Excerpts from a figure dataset
════════

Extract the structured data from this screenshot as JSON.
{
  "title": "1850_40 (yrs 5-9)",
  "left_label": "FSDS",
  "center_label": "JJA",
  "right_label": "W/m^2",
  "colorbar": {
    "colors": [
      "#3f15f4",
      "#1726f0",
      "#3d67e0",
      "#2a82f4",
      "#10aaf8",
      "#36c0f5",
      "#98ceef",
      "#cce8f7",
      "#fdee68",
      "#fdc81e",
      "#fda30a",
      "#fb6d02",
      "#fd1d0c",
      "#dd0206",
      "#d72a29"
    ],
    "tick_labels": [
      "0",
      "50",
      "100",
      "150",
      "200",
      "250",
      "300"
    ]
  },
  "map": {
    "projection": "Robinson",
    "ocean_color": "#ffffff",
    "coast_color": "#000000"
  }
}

════════

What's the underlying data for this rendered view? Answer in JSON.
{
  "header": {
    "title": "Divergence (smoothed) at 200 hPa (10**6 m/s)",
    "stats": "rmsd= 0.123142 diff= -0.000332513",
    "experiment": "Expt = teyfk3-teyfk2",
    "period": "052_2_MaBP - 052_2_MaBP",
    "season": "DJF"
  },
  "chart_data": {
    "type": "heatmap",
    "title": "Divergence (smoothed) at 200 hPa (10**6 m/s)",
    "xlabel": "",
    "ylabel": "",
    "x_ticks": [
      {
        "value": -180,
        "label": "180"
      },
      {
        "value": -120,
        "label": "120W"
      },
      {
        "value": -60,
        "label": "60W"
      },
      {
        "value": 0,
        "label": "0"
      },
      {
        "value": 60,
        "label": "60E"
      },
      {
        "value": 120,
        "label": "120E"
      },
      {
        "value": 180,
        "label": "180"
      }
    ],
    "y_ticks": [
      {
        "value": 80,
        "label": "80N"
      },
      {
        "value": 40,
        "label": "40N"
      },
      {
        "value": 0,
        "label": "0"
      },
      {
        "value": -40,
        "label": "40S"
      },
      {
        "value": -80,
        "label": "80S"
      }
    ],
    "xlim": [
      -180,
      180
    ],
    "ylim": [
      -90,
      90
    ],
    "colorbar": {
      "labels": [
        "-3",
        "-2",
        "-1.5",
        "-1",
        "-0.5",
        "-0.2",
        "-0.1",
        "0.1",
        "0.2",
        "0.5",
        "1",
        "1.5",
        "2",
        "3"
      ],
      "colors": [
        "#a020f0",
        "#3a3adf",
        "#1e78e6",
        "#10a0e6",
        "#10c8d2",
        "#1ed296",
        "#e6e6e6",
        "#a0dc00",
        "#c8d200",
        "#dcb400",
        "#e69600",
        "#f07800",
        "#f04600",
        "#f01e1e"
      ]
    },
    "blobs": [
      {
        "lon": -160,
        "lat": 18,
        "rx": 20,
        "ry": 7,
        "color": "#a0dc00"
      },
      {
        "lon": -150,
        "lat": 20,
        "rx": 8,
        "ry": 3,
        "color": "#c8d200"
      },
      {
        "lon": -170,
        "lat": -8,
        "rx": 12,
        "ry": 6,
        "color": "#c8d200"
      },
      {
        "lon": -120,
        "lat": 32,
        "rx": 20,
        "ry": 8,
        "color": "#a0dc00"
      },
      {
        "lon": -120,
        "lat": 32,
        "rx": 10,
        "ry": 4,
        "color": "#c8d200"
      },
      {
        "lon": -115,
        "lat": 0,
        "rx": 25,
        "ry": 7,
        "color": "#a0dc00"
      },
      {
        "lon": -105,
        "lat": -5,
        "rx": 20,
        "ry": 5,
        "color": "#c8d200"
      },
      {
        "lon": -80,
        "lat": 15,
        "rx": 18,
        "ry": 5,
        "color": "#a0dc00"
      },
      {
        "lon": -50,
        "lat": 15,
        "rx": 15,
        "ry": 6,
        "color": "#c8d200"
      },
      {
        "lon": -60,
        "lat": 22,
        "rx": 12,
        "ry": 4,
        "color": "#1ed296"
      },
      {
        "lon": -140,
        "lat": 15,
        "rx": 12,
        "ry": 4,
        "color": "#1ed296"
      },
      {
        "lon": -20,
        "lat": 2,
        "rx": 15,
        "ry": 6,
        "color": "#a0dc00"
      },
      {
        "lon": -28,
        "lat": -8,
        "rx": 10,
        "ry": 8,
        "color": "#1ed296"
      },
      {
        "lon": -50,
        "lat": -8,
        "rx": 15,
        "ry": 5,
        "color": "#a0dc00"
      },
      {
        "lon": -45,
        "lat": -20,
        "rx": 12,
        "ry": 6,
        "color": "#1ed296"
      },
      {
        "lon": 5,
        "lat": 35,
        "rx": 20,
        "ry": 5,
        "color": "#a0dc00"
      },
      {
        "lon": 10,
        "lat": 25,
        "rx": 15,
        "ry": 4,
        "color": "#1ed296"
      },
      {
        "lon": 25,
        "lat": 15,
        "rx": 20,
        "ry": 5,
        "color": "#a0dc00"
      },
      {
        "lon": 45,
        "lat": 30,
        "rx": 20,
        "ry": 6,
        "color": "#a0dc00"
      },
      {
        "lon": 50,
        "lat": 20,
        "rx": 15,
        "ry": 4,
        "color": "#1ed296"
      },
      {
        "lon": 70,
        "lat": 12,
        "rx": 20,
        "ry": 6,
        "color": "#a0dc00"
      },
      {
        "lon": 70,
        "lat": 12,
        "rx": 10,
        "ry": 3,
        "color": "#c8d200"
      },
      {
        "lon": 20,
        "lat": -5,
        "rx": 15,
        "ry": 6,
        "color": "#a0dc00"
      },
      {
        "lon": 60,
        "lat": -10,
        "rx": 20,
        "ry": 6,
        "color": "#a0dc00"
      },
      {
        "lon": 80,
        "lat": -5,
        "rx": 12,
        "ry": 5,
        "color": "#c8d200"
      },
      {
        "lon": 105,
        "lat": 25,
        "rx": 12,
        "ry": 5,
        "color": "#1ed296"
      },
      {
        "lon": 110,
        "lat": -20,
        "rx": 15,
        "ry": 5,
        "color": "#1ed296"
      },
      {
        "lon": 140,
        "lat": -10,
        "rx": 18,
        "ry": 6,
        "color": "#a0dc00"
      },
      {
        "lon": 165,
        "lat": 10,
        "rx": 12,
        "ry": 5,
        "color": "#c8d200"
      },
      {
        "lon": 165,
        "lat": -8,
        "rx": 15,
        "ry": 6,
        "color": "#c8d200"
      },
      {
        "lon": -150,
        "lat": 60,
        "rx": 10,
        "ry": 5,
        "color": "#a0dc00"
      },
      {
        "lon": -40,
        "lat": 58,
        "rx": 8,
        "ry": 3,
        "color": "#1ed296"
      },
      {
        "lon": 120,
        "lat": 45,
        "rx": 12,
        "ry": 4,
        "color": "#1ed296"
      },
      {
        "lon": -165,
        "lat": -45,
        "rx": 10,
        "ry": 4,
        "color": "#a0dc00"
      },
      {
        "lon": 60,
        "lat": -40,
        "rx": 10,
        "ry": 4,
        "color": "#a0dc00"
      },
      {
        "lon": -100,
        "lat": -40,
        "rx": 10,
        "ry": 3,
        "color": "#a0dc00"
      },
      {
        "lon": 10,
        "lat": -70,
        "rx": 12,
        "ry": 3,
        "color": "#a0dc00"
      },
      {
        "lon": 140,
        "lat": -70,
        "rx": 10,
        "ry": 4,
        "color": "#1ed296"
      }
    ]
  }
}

════════

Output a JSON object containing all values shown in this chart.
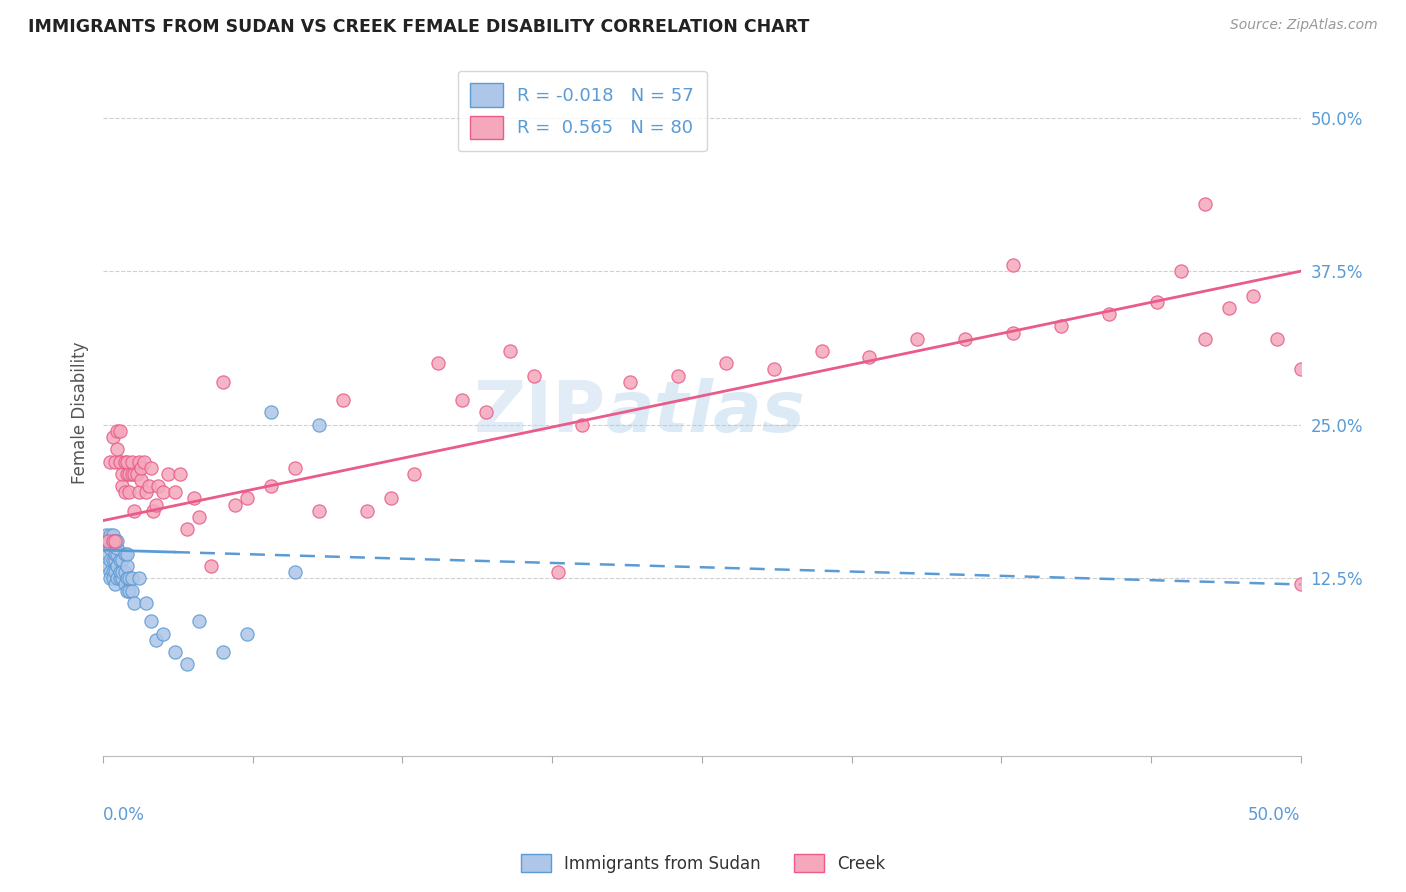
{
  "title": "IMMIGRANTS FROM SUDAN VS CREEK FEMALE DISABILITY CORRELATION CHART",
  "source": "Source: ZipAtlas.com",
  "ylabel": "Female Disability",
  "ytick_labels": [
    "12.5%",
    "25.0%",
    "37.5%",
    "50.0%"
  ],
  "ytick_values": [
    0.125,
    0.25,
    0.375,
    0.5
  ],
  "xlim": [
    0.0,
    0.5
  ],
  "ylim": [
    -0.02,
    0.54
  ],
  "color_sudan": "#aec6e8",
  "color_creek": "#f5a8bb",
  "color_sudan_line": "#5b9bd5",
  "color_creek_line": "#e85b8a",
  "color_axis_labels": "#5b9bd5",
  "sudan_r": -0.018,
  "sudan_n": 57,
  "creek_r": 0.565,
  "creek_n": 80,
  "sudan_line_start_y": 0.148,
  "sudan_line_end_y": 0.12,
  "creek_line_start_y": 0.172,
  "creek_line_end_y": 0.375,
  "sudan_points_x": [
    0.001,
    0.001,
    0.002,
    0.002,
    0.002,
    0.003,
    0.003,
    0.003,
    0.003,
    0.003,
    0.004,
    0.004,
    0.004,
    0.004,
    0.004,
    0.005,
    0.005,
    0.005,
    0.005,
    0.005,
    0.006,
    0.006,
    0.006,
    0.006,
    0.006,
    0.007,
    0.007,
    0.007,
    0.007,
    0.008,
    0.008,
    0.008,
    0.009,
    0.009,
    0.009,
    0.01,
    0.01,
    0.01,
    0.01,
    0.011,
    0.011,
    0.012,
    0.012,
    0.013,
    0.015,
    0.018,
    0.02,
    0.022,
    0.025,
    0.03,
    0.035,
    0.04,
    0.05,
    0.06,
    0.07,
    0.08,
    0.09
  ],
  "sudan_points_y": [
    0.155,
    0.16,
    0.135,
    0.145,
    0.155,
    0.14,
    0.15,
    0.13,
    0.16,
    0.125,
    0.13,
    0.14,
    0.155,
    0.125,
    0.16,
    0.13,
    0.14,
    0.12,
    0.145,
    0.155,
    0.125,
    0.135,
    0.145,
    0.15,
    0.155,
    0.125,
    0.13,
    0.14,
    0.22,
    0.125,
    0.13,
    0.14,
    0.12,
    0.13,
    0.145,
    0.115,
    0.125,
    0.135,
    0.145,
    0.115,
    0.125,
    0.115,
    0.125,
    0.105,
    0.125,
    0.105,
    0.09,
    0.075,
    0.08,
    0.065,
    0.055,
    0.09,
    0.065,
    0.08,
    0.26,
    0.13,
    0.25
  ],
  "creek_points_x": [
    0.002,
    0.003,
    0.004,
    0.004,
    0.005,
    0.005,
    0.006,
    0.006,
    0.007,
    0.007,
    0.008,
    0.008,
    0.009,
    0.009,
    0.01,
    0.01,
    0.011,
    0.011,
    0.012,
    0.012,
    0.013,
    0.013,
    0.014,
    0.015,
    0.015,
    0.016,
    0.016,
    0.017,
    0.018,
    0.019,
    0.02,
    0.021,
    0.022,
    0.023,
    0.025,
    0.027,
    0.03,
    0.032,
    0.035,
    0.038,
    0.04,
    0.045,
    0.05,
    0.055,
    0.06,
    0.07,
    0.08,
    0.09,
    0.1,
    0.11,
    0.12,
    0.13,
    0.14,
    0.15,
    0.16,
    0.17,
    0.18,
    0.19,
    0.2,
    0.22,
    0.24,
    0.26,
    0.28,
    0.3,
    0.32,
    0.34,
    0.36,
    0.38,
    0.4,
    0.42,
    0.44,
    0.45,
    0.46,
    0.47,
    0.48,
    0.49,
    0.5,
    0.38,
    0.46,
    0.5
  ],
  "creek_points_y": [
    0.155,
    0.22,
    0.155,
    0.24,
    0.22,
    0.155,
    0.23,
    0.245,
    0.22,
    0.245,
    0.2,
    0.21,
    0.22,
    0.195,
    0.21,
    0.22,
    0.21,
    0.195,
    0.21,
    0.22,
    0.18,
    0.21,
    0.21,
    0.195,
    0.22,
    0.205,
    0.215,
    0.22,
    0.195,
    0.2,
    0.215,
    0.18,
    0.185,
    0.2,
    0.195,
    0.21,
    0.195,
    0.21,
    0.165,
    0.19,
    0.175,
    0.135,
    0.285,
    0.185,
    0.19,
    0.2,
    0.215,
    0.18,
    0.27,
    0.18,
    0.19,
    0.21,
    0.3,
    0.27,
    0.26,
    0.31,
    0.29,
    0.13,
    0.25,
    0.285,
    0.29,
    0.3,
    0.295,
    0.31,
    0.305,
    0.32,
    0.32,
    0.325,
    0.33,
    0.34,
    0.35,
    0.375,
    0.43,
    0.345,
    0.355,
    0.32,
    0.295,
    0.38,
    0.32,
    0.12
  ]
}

════════

● SHORT EXERCISE
Copy every line in the listing above where the string "this" turns up.

● SOLVED EXERCISE
Extract the structured data from this screenshot as JSON.
What's the underlying data for this rendered view? Answer in JSON.
Output a JSON object containing all values shown in this chart.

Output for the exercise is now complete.